**Set exercise**
Return each line of the records that contains the word "поручениями". Case counts.

**Dataset content**

-------------------------

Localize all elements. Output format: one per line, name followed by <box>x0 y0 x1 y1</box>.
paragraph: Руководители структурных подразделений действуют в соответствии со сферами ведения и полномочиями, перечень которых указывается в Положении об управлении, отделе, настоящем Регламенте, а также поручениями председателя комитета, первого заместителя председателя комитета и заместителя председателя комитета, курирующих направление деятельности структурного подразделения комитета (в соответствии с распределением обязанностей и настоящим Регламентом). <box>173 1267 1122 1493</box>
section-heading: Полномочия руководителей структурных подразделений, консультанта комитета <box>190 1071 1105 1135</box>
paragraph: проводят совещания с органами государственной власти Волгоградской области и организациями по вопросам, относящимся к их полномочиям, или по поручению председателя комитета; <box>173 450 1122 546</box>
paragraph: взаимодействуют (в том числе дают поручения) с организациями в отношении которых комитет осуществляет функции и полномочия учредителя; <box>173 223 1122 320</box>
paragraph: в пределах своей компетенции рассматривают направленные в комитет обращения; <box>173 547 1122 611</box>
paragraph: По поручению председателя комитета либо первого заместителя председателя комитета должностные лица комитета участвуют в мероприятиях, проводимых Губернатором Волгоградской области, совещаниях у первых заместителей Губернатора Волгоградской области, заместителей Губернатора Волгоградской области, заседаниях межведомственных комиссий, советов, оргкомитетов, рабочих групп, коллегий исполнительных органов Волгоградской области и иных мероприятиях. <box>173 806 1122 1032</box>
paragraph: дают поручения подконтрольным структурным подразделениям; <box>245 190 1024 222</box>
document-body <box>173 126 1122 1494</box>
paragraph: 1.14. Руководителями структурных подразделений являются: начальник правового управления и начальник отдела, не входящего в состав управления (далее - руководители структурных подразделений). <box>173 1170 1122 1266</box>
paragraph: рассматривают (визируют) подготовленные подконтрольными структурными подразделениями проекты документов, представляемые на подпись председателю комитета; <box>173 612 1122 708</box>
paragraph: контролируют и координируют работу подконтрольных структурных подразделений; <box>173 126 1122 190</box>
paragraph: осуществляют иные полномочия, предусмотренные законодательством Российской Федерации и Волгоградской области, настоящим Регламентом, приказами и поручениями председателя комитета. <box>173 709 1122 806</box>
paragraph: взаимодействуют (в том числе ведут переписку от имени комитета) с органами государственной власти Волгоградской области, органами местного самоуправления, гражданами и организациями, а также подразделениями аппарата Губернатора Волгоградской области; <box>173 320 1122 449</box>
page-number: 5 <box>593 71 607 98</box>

-------------------------

**Written solution**
paragraph: Руководители структурных подразделений действуют в соответствии со сферами ведения и полномочиями, перечень которых указывается в Положении об управлении, отделе, настоящем Регламенте, а также поручениями председателя комитета, первого заместителя председателя комитета и заместителя председателя комитета, курирующих направление деятельности структурного подразделения комитета (в соответствии с распределением обязанностей и настоящим Регламентом). <box>173 1267 1122 1493</box>
paragraph: осуществляют иные полномочия, предусмотренные законодательством Российской Федерации и Волгоградской области, настоящим Регламентом, приказами и поручениями председателя комитета. <box>173 709 1122 806</box>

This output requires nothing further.